§ WHAT IS NEEDED: What follows is a set of entries. Repeat them exactly, but not their pictures.

§ EXCERPTED RECORDS:
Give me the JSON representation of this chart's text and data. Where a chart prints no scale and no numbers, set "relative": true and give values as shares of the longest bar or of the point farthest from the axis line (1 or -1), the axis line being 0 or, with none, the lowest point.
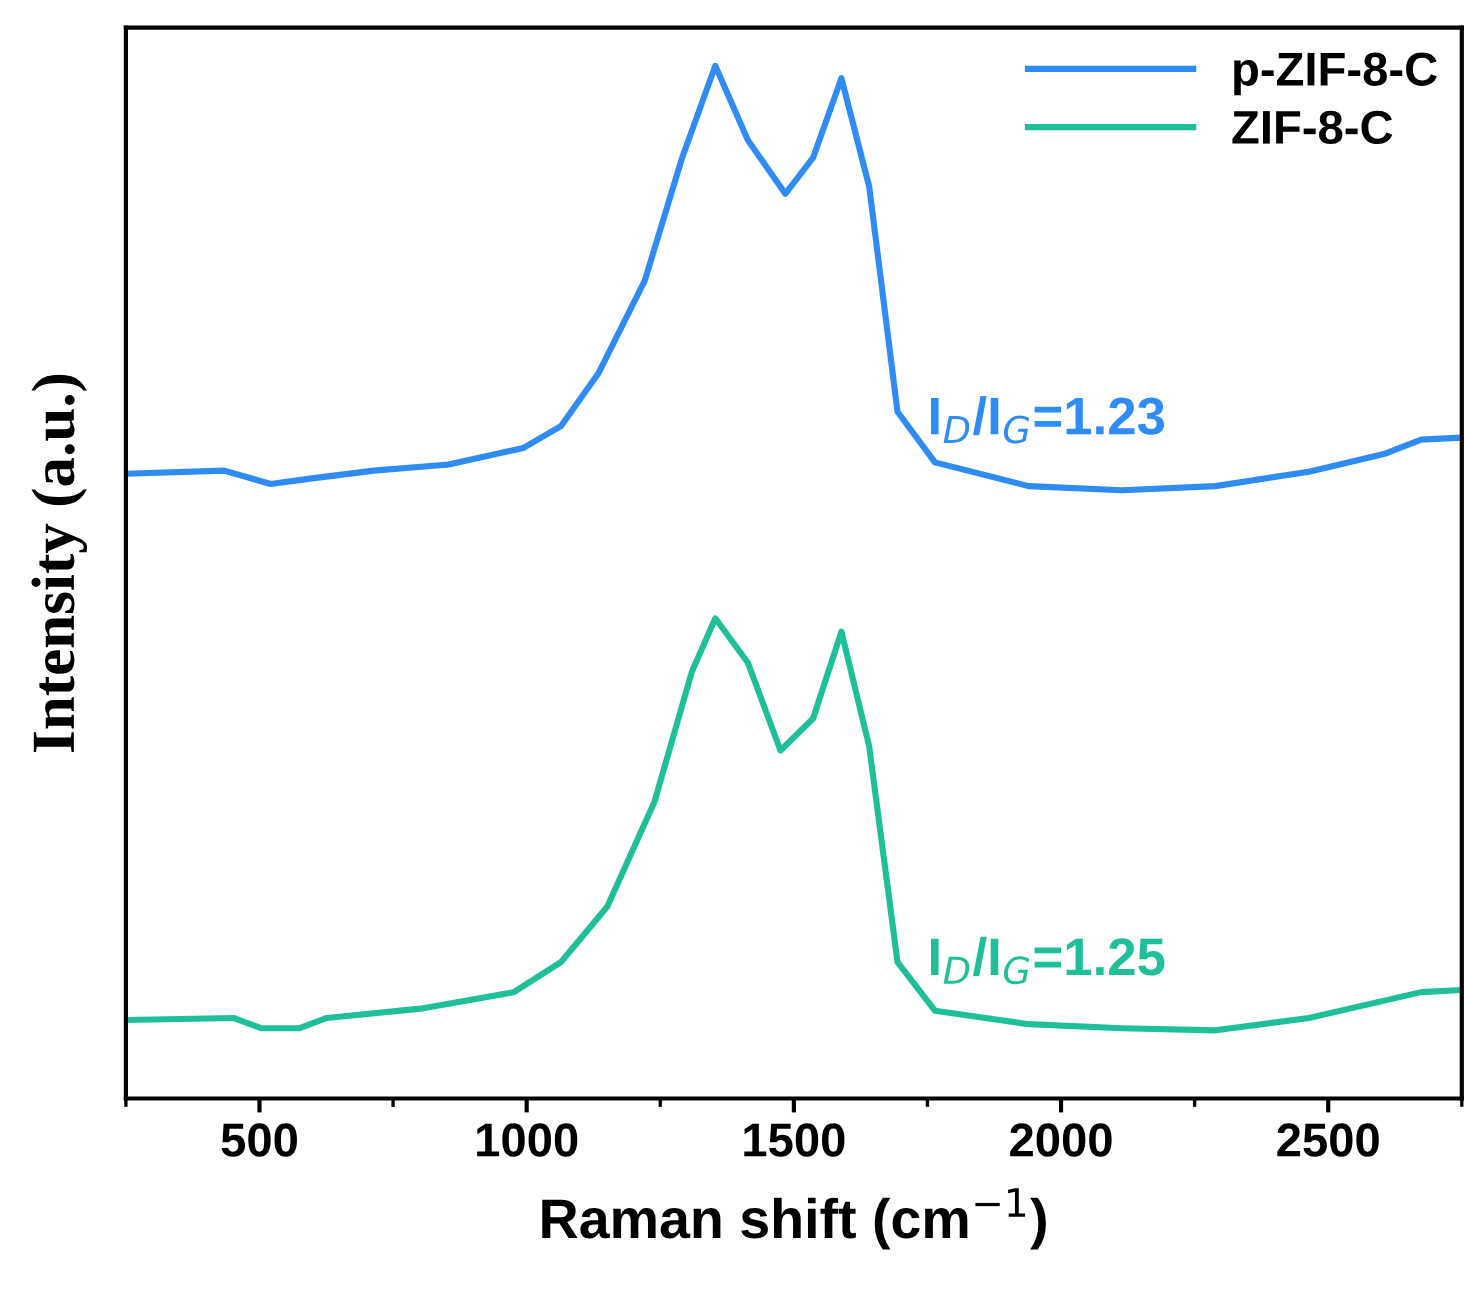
{
  "chart_data": {
    "type": "line",
    "relative": true,
    "xlabel": "Raman shift (cm$^{−1}$)",
    "ylabel": "Intensity (a.u.)",
    "xlim": [
      250,
      2750
    ],
    "xticks": [
      500,
      1000,
      1500,
      2000,
      2500
    ],
    "legend": "top right",
    "grid": false,
    "annotations": [
      "I$_{D}$/I$_{G}$=1.23",
      "I$_{D}$/I$_{G}$=1.25"
    ],
    "series": [
      {
        "name": "p-ZIF-8-C",
        "color": "#2f8cf4",
        "x": [
          250,
          434,
          521,
          591,
          714,
          854,
          994,
          1064,
          1134,
          1221,
          1291,
          1353,
          1414,
          1484,
          1536,
          1589,
          1641,
          1694,
          1764,
          1939,
          2114,
          2289,
          2464,
          2604,
          2674,
          2750
        ],
        "values": [
          0.605,
          0.608,
          0.595,
          0.6,
          0.608,
          0.614,
          0.63,
          0.651,
          0.702,
          0.792,
          0.911,
          1.0,
          0.928,
          0.876,
          0.911,
          0.988,
          0.883,
          0.665,
          0.616,
          0.593,
          0.589,
          0.593,
          0.607,
          0.624,
          0.638,
          0.64
        ]
      },
      {
        "name": "ZIF-8-C",
        "color": "#1fbf9a",
        "x": [
          250,
          451,
          504,
          574,
          626,
          801,
          976,
          1064,
          1151,
          1239,
          1309,
          1353,
          1414,
          1475,
          1536,
          1589,
          1641,
          1694,
          1764,
          1939,
          2114,
          2289,
          2464,
          2674,
          2750
        ],
        "values": [
          0.076,
          0.078,
          0.068,
          0.068,
          0.078,
          0.087,
          0.103,
          0.132,
          0.186,
          0.287,
          0.413,
          0.465,
          0.422,
          0.337,
          0.368,
          0.452,
          0.341,
          0.132,
          0.085,
          0.072,
          0.068,
          0.066,
          0.078,
          0.103,
          0.105
        ]
      }
    ]
  }
}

§ TASK RESULT:
Give me the JSON representation of this chart's text and data. Where a chart prints no scale and no numbers, set "relative": true and give values as shares of the longest bar or of the point farthest from the axis line (1 or -1), the axis line being 0 or, with none, the lowest point.
{
  "chart_data": {
    "type": "line",
    "relative": true,
    "xlabel": "Raman shift (cm$^{−1}$)",
    "ylabel": "Intensity (a.u.)",
    "xlim": [
      250,
      2750
    ],
    "xticks": [
      500,
      1000,
      1500,
      2000,
      2500
    ],
    "legend": "top right",
    "grid": false,
    "annotations": [
      "I$_{D}$/I$_{G}$=1.23",
      "I$_{D}$/I$_{G}$=1.25"
    ],
    "series": [
      {
        "name": "p-ZIF-8-C",
        "color": "#2f8cf4",
        "x": [
          250,
          434,
          521,
          591,
          714,
          854,
          994,
          1064,
          1134,
          1221,
          1291,
          1353,
          1414,
          1484,
          1536,
          1589,
          1641,
          1694,
          1764,
          1939,
          2114,
          2289,
          2464,
          2604,
          2674,
          2750
        ],
        "values": [
          0.605,
          0.608,
          0.595,
          0.6,
          0.608,
          0.614,
          0.63,
          0.651,
          0.702,
          0.792,
          0.911,
          1.0,
          0.928,
          0.876,
          0.911,
          0.988,
          0.883,
          0.665,
          0.616,
          0.593,
          0.589,
          0.593,
          0.607,
          0.624,
          0.638,
          0.64
        ]
      },
      {
        "name": "ZIF-8-C",
        "color": "#1fbf9a",
        "x": [
          250,
          451,
          504,
          574,
          626,
          801,
          976,
          1064,
          1151,
          1239,
          1309,
          1353,
          1414,
          1475,
          1536,
          1589,
          1641,
          1694,
          1764,
          1939,
          2114,
          2289,
          2464,
          2674,
          2750
        ],
        "values": [
          0.076,
          0.078,
          0.068,
          0.068,
          0.078,
          0.087,
          0.103,
          0.132,
          0.186,
          0.287,
          0.413,
          0.465,
          0.422,
          0.337,
          0.368,
          0.452,
          0.341,
          0.132,
          0.085,
          0.072,
          0.068,
          0.066,
          0.078,
          0.103,
          0.105
        ]
      }
    ]
  }
}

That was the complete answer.